WHAT YOU ARE ASKED TO DO: In the records below, pick out all lines containing the word "home".
##### EXTRACTED MATERIAL
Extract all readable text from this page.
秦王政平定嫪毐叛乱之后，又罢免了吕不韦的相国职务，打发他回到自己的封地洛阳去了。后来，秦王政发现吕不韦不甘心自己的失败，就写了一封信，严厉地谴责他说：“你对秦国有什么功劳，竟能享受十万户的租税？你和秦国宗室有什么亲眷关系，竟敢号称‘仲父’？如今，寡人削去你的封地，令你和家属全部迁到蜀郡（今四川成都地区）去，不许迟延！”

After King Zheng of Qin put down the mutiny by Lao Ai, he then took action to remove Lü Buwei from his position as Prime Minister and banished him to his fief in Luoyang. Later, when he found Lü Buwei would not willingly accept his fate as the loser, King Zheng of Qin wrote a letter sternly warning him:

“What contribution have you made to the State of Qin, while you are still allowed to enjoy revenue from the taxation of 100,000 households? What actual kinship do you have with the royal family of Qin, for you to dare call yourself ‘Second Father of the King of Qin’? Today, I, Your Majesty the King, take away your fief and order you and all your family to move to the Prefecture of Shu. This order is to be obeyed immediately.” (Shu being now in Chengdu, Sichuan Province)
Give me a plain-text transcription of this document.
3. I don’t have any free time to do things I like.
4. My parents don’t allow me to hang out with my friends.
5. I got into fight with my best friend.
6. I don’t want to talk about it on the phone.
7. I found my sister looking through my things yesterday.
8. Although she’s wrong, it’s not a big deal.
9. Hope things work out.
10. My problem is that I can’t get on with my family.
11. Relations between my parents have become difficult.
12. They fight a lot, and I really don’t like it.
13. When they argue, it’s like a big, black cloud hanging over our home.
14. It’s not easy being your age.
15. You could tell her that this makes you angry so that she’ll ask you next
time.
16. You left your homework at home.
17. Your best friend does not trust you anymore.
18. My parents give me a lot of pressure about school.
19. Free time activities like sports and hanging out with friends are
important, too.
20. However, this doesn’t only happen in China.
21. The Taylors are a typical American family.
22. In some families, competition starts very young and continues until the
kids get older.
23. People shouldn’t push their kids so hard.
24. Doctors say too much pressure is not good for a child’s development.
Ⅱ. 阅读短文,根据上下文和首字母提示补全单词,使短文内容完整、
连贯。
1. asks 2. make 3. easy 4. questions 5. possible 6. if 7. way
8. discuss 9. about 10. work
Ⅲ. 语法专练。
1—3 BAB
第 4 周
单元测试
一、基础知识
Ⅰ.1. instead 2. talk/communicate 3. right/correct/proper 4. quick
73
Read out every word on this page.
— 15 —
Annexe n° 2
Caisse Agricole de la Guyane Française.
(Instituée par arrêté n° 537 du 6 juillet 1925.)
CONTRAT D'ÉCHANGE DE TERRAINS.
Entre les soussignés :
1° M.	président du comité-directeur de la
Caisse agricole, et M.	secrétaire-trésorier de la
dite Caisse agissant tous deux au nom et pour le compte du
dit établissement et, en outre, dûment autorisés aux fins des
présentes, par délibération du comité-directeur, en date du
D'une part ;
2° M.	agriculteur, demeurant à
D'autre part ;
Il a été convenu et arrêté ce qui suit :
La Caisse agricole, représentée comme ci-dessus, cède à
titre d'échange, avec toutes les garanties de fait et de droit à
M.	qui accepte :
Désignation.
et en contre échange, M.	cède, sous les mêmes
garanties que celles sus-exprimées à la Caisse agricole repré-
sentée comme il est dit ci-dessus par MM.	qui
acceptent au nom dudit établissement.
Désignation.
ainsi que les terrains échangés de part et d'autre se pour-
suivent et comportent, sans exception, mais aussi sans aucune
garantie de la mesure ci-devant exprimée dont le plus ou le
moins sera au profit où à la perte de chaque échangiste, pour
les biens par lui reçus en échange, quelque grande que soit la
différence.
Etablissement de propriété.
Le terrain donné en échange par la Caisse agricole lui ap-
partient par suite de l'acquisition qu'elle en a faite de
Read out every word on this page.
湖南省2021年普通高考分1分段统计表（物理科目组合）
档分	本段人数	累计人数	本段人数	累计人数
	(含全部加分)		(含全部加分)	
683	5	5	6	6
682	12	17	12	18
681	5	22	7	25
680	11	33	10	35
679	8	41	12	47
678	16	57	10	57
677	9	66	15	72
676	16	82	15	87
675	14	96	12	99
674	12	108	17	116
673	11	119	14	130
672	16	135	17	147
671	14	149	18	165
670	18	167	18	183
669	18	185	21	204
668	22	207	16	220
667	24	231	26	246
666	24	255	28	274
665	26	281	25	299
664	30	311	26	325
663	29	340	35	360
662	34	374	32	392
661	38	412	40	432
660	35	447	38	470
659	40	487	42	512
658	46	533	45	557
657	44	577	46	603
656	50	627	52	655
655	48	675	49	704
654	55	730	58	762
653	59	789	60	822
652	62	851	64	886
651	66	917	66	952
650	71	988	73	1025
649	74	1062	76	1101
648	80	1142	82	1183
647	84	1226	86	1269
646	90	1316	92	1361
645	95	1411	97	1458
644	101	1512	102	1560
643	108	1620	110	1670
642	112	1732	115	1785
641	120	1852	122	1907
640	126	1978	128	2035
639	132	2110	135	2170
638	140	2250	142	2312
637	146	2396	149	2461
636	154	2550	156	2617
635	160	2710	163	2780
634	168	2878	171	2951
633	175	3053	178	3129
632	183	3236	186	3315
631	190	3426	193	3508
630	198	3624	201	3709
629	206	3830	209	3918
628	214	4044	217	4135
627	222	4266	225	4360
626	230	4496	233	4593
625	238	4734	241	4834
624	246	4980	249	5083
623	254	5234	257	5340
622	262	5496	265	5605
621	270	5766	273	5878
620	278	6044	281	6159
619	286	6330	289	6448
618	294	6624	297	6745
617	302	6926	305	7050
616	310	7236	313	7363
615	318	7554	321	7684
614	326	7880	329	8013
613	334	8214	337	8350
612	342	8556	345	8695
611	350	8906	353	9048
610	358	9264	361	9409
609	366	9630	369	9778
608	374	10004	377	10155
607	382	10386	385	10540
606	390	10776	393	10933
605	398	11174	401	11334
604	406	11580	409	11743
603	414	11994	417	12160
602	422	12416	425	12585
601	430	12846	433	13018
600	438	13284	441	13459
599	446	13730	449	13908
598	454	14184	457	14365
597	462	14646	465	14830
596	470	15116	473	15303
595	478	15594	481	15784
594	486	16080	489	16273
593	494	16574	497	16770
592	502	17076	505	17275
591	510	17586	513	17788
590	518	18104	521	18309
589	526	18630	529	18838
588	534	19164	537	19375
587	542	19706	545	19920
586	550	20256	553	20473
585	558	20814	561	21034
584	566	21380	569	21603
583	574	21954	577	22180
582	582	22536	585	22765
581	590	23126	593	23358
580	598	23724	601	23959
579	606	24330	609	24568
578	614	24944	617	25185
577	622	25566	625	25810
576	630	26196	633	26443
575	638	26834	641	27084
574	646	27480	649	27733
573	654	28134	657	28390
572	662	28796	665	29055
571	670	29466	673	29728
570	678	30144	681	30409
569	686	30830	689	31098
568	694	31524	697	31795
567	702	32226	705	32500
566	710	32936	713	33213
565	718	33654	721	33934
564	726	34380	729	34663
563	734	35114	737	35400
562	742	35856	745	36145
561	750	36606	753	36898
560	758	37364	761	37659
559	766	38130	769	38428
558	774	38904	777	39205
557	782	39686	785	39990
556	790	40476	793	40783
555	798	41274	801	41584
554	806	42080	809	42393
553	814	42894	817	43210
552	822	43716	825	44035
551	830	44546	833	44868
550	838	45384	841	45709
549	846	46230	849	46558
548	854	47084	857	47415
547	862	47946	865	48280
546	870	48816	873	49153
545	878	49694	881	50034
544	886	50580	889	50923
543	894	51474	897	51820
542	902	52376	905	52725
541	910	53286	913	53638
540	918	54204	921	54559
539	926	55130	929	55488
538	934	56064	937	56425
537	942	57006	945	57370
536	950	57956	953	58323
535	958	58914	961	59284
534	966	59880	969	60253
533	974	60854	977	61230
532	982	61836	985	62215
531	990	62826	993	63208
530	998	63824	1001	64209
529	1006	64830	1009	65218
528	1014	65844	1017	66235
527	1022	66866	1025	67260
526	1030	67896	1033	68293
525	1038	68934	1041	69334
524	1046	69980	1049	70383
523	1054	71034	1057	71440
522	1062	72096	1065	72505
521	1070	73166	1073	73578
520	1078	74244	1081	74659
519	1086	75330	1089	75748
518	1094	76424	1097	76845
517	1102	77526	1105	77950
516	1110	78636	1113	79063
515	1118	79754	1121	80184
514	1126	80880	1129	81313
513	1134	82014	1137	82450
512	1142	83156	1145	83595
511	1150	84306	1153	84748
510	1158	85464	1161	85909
##########
RESULT OF THE TASK:
13. When they argue, it’s like a big, black cloud hanging over our home.
16. You left your homework at home.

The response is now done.